◆ What to do ◆
Below are some records; work out how many of their lines contain "sobre" and give the number only.

== == ==

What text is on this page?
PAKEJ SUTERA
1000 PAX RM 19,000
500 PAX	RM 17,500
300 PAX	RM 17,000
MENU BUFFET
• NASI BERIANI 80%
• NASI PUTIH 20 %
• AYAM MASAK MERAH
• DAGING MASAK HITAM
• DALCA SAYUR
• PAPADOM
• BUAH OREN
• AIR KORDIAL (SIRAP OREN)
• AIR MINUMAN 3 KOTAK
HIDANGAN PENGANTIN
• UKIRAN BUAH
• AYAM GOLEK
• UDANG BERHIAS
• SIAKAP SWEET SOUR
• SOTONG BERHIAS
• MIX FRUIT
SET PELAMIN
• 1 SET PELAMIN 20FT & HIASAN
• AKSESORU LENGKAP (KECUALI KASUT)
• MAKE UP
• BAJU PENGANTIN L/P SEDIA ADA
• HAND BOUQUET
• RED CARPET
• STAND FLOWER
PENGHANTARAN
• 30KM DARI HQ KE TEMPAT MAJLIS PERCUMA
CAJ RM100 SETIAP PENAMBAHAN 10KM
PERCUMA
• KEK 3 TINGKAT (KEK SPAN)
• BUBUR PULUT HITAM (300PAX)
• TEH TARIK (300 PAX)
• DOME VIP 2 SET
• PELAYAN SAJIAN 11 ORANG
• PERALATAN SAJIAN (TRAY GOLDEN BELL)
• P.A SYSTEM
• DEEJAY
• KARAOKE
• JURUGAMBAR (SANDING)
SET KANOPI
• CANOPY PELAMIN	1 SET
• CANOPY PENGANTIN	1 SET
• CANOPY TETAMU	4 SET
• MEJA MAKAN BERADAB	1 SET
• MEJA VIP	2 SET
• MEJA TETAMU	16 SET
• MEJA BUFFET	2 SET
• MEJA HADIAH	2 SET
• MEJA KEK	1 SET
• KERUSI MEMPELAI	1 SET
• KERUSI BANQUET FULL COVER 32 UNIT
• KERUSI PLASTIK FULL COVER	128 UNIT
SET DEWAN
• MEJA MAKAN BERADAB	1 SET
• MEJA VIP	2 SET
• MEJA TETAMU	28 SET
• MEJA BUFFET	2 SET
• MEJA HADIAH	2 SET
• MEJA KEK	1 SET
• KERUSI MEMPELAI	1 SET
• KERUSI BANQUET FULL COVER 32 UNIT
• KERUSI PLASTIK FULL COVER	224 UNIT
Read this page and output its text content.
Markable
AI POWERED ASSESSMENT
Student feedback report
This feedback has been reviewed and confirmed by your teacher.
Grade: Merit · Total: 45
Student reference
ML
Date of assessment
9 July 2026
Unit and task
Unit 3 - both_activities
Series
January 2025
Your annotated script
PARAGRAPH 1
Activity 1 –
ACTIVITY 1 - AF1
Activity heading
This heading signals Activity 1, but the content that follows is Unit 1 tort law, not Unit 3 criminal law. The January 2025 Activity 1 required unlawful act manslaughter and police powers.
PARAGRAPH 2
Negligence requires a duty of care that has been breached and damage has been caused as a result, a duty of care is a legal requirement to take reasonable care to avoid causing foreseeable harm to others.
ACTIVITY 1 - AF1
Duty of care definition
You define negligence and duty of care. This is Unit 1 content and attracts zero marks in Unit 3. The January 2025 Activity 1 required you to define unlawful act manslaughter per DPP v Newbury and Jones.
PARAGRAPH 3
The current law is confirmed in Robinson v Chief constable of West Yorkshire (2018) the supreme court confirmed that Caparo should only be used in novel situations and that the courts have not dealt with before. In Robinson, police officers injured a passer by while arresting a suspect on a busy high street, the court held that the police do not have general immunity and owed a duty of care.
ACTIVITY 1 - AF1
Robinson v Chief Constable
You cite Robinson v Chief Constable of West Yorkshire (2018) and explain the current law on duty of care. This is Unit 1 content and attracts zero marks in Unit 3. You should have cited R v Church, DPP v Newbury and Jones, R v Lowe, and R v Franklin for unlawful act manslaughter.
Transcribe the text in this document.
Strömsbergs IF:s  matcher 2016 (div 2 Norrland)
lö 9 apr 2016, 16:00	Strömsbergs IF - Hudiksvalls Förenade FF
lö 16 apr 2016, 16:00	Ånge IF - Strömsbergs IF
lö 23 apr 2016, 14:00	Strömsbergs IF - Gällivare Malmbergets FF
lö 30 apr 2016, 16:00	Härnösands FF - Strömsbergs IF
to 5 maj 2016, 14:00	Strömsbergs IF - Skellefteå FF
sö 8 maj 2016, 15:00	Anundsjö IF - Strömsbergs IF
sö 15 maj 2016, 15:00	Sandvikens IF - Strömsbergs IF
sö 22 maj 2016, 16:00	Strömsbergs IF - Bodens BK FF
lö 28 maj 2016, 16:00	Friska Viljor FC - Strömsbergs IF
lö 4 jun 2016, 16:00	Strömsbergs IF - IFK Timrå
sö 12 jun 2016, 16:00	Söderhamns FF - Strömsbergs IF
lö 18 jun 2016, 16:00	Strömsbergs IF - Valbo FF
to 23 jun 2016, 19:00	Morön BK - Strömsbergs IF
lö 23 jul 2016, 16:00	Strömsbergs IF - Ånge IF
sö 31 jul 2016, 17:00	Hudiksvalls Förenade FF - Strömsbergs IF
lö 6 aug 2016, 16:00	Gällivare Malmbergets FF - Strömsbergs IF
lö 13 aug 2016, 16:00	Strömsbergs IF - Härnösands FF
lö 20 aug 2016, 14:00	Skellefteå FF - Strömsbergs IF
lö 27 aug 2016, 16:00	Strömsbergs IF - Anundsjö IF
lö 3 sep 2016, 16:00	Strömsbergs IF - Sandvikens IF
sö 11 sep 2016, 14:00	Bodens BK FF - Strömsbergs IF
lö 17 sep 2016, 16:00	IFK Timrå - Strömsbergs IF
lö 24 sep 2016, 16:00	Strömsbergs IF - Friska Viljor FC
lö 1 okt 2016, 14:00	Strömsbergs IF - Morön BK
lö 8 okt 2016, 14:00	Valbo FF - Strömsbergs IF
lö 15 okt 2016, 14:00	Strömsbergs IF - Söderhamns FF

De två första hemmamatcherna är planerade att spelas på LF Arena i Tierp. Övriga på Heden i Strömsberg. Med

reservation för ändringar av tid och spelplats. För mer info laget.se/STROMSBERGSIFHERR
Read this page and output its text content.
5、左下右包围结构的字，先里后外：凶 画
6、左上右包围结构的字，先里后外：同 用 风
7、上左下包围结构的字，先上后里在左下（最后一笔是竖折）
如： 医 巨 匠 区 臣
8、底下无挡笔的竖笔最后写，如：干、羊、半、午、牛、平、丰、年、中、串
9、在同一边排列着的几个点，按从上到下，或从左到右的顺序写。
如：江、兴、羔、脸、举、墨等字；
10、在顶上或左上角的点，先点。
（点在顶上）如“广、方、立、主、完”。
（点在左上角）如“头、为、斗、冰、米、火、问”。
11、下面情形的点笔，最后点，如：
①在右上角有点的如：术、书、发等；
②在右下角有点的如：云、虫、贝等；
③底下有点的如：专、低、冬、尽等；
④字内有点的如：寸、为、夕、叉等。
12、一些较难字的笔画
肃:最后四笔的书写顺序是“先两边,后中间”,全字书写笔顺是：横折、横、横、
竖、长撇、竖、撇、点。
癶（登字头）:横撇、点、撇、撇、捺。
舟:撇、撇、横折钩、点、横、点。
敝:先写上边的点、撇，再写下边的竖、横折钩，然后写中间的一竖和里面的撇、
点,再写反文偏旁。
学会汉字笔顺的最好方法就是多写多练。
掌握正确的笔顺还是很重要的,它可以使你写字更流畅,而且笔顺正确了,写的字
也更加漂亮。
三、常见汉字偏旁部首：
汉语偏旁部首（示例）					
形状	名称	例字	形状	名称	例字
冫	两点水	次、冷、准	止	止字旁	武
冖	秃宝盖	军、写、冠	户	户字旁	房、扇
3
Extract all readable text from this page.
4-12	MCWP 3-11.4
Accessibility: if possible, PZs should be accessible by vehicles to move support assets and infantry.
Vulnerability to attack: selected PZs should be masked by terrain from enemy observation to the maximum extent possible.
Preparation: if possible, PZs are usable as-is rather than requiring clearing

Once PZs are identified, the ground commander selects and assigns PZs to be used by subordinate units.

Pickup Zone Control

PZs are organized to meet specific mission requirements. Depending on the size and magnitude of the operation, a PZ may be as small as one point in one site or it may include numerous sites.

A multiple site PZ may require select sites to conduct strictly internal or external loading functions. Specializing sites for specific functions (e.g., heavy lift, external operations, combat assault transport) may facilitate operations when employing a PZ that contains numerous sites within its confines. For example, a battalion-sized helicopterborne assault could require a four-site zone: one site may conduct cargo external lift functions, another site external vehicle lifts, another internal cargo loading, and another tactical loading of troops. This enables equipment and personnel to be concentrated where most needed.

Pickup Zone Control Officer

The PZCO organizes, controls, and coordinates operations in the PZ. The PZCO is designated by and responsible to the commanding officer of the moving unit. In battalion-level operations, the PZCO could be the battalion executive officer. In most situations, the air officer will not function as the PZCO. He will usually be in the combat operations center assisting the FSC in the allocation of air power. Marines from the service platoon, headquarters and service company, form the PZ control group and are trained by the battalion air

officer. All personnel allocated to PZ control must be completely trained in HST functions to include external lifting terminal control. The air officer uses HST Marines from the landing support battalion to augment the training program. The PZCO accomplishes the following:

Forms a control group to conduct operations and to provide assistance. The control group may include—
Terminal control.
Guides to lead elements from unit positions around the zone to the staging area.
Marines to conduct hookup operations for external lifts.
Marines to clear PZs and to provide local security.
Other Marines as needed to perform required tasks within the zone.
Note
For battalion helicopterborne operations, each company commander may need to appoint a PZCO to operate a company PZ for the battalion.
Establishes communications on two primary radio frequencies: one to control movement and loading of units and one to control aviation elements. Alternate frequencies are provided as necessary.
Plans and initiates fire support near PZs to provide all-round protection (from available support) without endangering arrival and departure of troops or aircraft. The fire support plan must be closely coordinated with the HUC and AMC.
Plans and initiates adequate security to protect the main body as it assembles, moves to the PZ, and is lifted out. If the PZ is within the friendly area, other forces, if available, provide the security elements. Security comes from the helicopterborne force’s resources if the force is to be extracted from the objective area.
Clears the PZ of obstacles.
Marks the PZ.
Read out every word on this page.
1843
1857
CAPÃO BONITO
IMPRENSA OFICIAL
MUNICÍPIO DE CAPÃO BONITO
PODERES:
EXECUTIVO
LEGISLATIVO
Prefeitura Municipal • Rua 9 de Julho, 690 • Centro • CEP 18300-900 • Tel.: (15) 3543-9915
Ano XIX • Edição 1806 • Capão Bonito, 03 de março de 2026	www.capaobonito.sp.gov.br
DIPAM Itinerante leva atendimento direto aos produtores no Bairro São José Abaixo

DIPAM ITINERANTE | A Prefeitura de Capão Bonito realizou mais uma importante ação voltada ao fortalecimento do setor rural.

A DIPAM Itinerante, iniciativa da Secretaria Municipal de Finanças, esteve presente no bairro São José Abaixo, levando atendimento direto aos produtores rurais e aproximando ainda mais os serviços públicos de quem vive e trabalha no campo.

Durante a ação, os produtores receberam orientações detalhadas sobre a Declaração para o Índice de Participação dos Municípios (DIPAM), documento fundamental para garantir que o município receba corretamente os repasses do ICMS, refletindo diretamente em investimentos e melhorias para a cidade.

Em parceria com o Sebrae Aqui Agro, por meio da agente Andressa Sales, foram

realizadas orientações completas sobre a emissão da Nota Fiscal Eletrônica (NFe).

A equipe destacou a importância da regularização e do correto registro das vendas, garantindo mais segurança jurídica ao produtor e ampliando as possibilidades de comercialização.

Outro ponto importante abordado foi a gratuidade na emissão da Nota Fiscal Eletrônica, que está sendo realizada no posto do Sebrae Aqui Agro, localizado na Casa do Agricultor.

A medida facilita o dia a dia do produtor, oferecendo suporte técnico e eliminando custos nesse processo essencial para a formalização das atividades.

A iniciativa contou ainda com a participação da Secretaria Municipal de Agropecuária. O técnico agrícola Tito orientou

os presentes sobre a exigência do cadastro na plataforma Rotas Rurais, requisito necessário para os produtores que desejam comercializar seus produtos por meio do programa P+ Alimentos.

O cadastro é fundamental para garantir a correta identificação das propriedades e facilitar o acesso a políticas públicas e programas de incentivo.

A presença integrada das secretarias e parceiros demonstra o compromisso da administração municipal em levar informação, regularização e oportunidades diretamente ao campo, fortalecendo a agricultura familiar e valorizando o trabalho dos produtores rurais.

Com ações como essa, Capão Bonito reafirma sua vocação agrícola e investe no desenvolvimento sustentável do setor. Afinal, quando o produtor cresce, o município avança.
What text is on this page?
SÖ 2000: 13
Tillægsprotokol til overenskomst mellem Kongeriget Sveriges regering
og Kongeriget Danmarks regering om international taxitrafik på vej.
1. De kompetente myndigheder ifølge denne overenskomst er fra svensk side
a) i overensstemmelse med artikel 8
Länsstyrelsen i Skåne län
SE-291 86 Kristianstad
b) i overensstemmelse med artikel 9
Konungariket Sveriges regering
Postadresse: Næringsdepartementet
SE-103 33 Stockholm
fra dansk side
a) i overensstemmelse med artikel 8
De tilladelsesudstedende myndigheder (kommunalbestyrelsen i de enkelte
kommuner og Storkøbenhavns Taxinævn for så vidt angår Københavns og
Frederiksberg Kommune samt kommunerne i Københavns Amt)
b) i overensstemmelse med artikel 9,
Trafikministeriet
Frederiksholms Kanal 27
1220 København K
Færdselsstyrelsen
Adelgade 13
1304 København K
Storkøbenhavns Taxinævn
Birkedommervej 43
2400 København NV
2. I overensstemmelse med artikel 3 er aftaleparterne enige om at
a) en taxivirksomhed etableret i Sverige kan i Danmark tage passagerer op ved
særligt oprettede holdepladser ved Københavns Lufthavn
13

== == ==

◆ Solution to this problem ◆
3